> [Given data]:
-- Start --

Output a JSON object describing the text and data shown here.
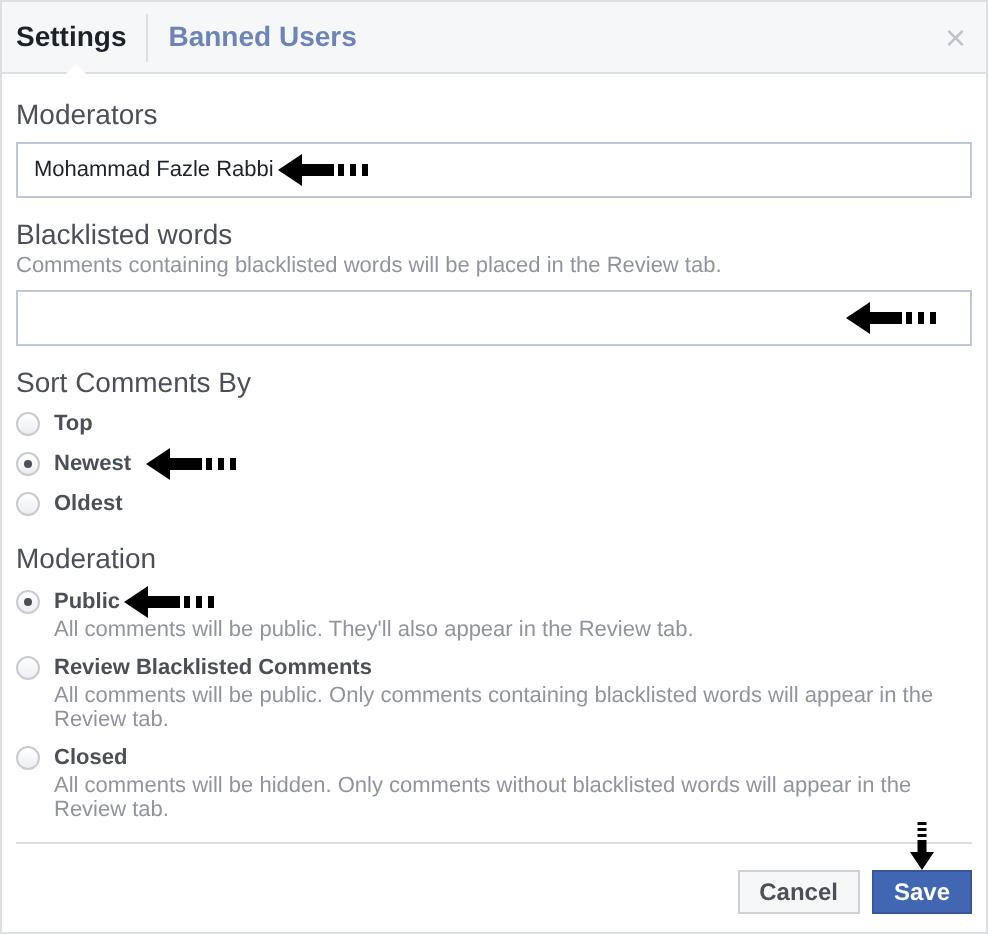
{
  "tabs": [
    {
      "label": "Settings",
      "selected": true
    },
    {
      "label": "Banned Users",
      "selected": false
    }
  ],
  "close": "×",
  "moderators": {
    "label": "Moderators",
    "value": "Mohammad Fazle Rabbi",
    "arrow": true
  },
  "blacklist": {
    "label": "Blacklisted words",
    "help": "Comments containing blacklisted words will be placed in the Review tab.",
    "arrow": true
  },
  "sort": {
    "label": "Sort Comments By",
    "options": [
      {
        "label": "Top",
        "selected": false,
        "arrow": false
      },
      {
        "label": "Newest",
        "selected": true,
        "arrow": true
      },
      {
        "label": "Oldest",
        "selected": false,
        "arrow": false
      }
    ]
  },
  "moderation": {
    "label": "Moderation",
    "options": [
      {
        "label": "Public",
        "description": "All comments will be public. They'll also appear in the Review tab.",
        "selected": true,
        "arrow": true
      },
      {
        "label": "Review Blacklisted Comments",
        "description": "All comments will be public. Only comments containing blacklisted words will appear in the Review tab.",
        "selected": false,
        "arrow": false
      },
      {
        "label": "Closed",
        "description": "All comments will be hidden. Only comments without blacklisted words will appear in the Review tab.",
        "selected": false,
        "arrow": false
      }
    ]
  },
  "buttons": [
    {
      "label": "Cancel",
      "kind": "secondary",
      "arrow": false
    },
    {
      "label": "Save",
      "kind": "primary",
      "arrow": true
    }
  ]
}
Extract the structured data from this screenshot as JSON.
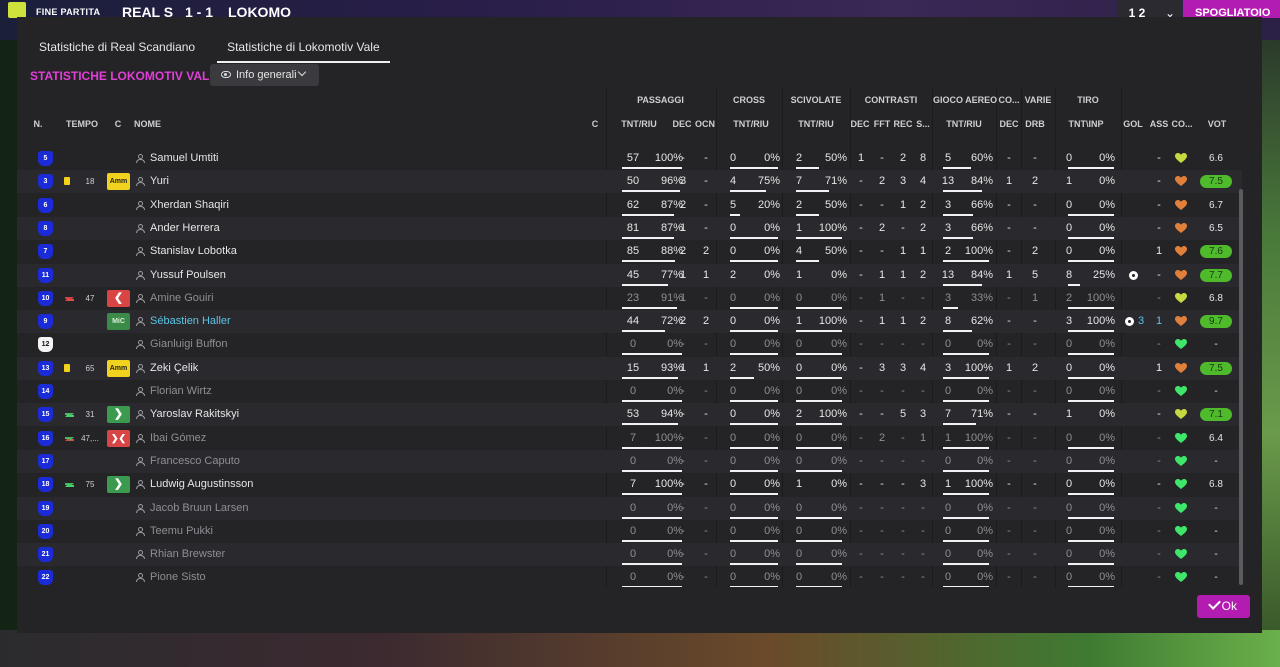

-- End --

> [Exercise requirements]:
Extract lines where the string "words" occurs.

> [Task solution]:
    "label": "Blacklisted words",
    "help": "Comments containing blacklisted words will be placed in the Review tab.",
        "description": "All comments will be public. Only comments containing blacklisted words will appear in the Review tab.",
        "description": "All comments will be hidden. Only comments without blacklisted words will appear in the Review tab.",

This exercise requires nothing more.